## [DESCRIPTION OF THE TASK]
Return a copy of each line that holds the string "лейтенант".

## [THE RECORDS]
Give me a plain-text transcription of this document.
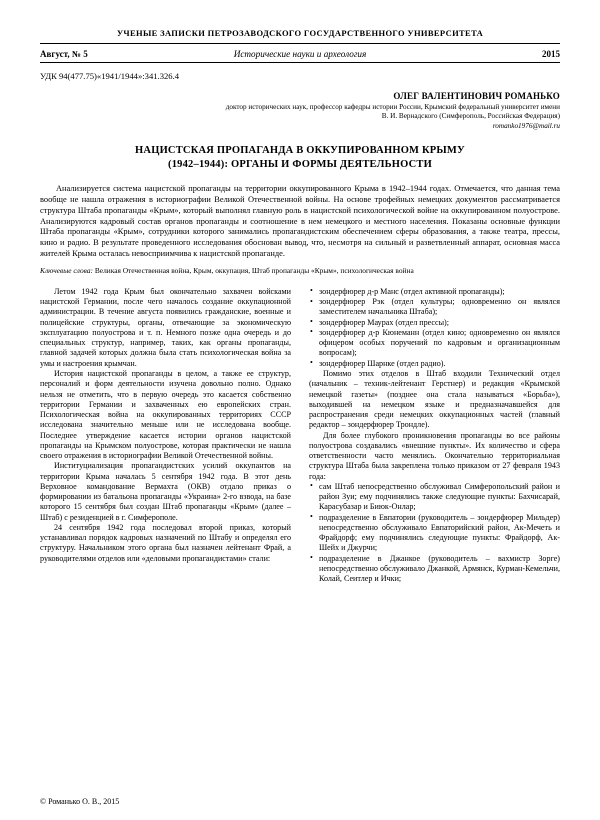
УЧЕНЫЕ ЗАПИСКИ ПЕТРОЗАВОДСКОГО ГОСУДАРСТВЕННОГО УНИВЕРСИТЕТА
Август, № 5	Исторические науки и археология	2015
УДК 94(477.75)«1941/1944»:341.326.4
ОЛЕГ ВАЛЕНТИНОВИЧ РОМАНЬКО
доктор исторических наук, профессор кафедры истории России, Крымский федеральный университет имени В. И. Вернадского (Симферополь, Российская Федерация)
romanko1976@mail.ru
НАЦИСТСКАЯ ПРОПАГАНДА В ОККУПИРОВАННОМ КРЫМУ
(1942–1944): ОРГАНЫ И ФОРМЫ ДЕЯТЕЛЬНОСТИ
Анализируется система нацистской пропаганды на территории оккупированного Крыма в 1942–1944 годах. Отмечается, что данная тема вообще не нашла отражения в историографии Великой Отечественной войны. На основе трофейных немецких документов рассматривается структура Штаба пропаганды «Крым», который выполнял главную роль в нацистской психологической войне на оккупированном полуострове. Анализируются кадровый состав органов пропаганды и соотношение в нем немецкого и местного населения. Показаны основные функции Штаба пропаганды «Крым», сотрудники которого занимались пропагандистским обеспечением сферы образования, а также театра, прессы, кино и радио. В результате проведенного исследования обоснован вывод, что, несмотря на сильный и разветвленный аппарат, основная масса жителей Крыма осталась невосприимчива к нацистской пропаганде.
Ключевые слова: Великая Отечественная война, Крым, оккупация, Штаб пропаганды «Крым», психологическая война

Летом 1942 года Крым был окончательно захвачен войсками нацистской Германии, после чего началось создание оккупационной администрации. В течение августа появились гражданские, военные и полицейские структуры, органы, отвечающие за экономическую эксплуатацию полуострова и т. п. Немного позже одна очередь и до специальных структур, например, таких, как органы пропаганды, главной задачей которых должна была стать психологическая война за умы и настроения крымчан.

История нацистской пропаганды в целом, а также ее структур, персоналий и форм деятельности изучена довольно полно. Однако нельзя не отметить, что в первую очередь это касается собственно территории Германии и захваченных ею европейских стран. Психологическая война на оккупированных территориях СССР исследована значительно меньше или не исследована вообще. Последнее утверждение касается истории органов нацистской пропаганды на Крымском полуострове, которая практически не нашла своего отражения в историографии Великой Отечественной войны.

Институциализация пропагандистских усилий оккупантов на территории Крыма началась 5 сентября 1942 года. В этот день Верховное командование Вермахта (ОКВ) отдало приказ о формировании из батальона пропаганды «Украина» 2-го взвода, на базе которого 15 сентября был создан Штаб пропаганды «Крым» (далее – Штаб) с резиденцией в г. Симферополе.

24 сентября 1942 года последовал второй приказ, который устанавливал порядок кадровых назначений по Штабу и определял его структуру. Начальником этого органа был назначен лейтенант Фрай, а руководителями отделов или «деловыми пропагандистами» стали:

• зондерфюрер д-р Манс (отдел активной пропаганды);
• зондерфюрер Рэк (отдел культуры; одновременно он являлся заместителем начальника Штаба);
• зондерфюрер Маурах (отдел прессы);
• зондерфюрер д-р Кюнеманн (отдел кино; одновременно он являлся офицером особых поручений по кадровым и организационным вопросам);
• зондерфюрер Шарнке (отдел радио).

Помимо этих отделов в Штаб входили Технический отдел (начальник – техник-лейтенант Герстнер) и редакция «Крымской немецкой газеты» (позднее она стала называться «Борьба»), выходившей на немецком языке и предназначавшейся для распространения среди немецких оккупационных частей (главный редактор – зондерфюрер Трондле).

Для более глубокого проникновения пропаганды во все районы полуострова создавались «внешние пункты». Их количество и сфера ответственности часто менялись. Окончательно территориальная структура Штаба была закреплена только приказом от 27 февраля 1943 года:

• сам Штаб непосредственно обслуживал Симферопольский район и район Зуи; ему подчинялись также следующие пункты: Бахчисарай, Карасубазар и Биюк-Онлар;
• подразделение в Евпатории (руководитель – зондерфюрер Мильдер) непосредственно обслуживало Евпаторийский район, Ак-Мечеть и Фрайдорф; ему подчинялись следующие пункты: Фрайдорф, Ак-Шейх и Джурчи;
• подразделение в Джанкое (руководитель – вахмистр Зорге) непосредственно обслуживало Джанкой, Армянск, Курман-Кемельчи, Колай, Сеитлер и Ички;
© Романько О. В., 2015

## [ANSWER IN FULL]
24 сентября 1942 года последовал второй приказ, который устанавливал порядок кадровых назначений по Штабу и определял его структуру. Начальником этого органа был назначен лейтенант Фрай, а руководителями отделов или «деловыми пропагандистами» стали:
Помимо этих отделов в Штаб входили Технический отдел (начальник – техник-лейтенант Герстнер) и редакция «Крымской немецкой газеты» (позднее она стала называться «Борьба»), выходившей на немецком языке и предназначавшейся для распространения среди немецких оккупационных частей (главный редактор – зондерфюрер Трондле).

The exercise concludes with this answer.